### Dataset entries
==========

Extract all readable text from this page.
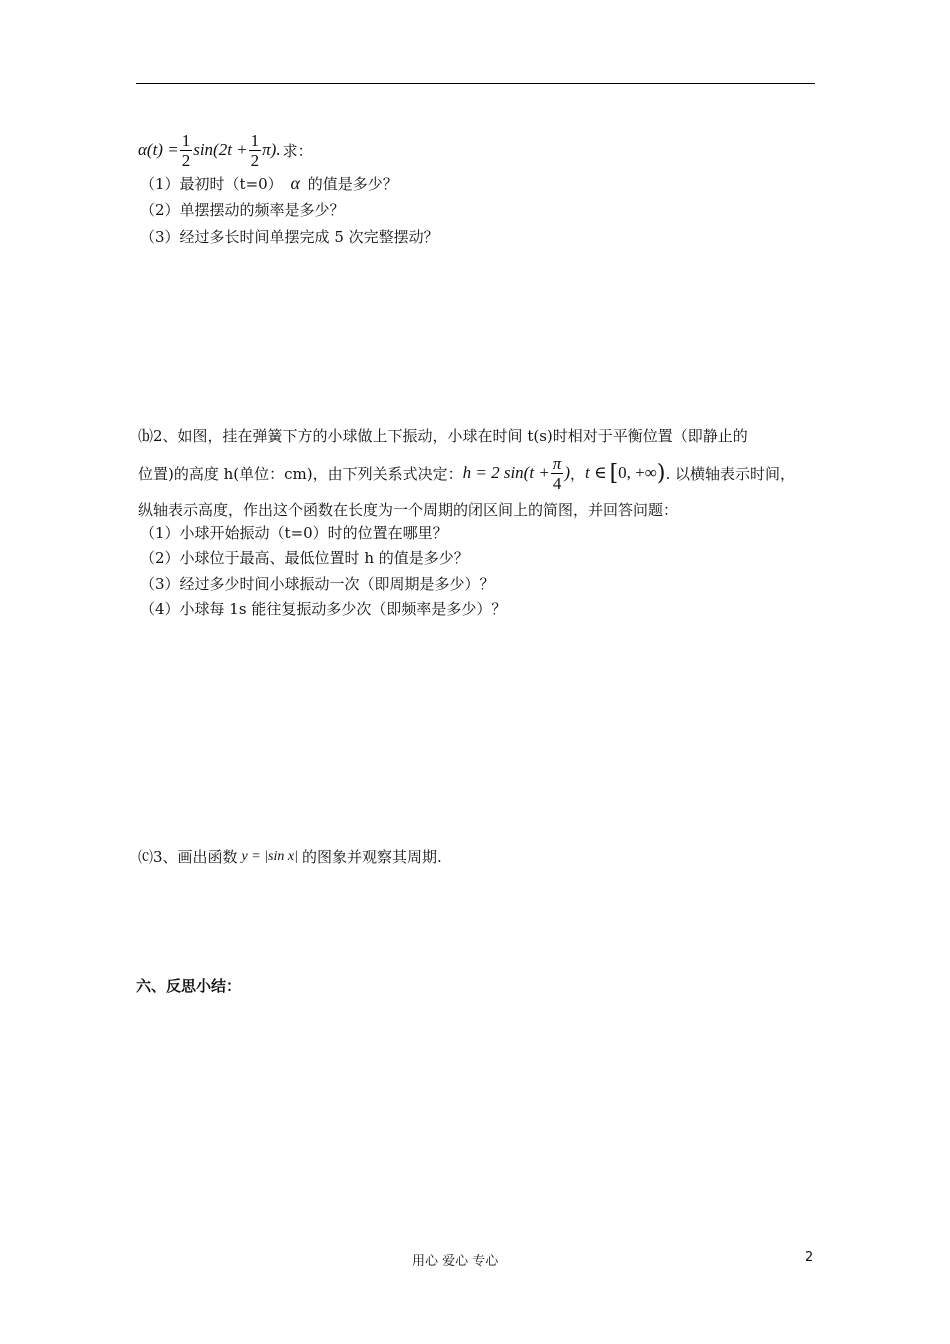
$\alpha(t) = \frac{1}{2} \sin(2t + \frac{1}{2} \pi)$. 求：
（1）最初时（t=0） α 的值是多少？
（2）单摆摆动的频率是多少？
（3）经过多长时间单摆完成 5 次完整摆动？
⒝2、如图，挂在弹簧下方的小球做上下振动，小球在时间 t(s)时相对于平衡位置（即静止的
位置)的高度 h(单位：cm)，由下列关系式决定： h = 2 $\sin(t + \frac{\pi}{4}$ ) ， t ∈ [ 0, +∞ ) . 以横轴表示时间，
纵轴表示高度，作出这个函数在长度为一个周期的闭区间上的简图，并回答问题：
（1）小球开始振动（t=0）时的位置在哪里？
（2）小球位于最高、最低位置时 h 的值是多少？
（3）经过多少时间小球振动一次（即周期是多少）？
（4）小球每 1s 能往复振动多少次（即频率是多少）？
⒞3、画出函数 y = |sin x| 的图象并观察其周期.
六、反思小结：
用心 爱心 专心	2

==========

### Exercise requirements
Collect the complete line wherever the string "的值是多少" appears in the records.

### Finished exercise
（1）最初时（t=0） α 的值是多少？
（2）小球位于最高、最低位置时 h 的值是多少？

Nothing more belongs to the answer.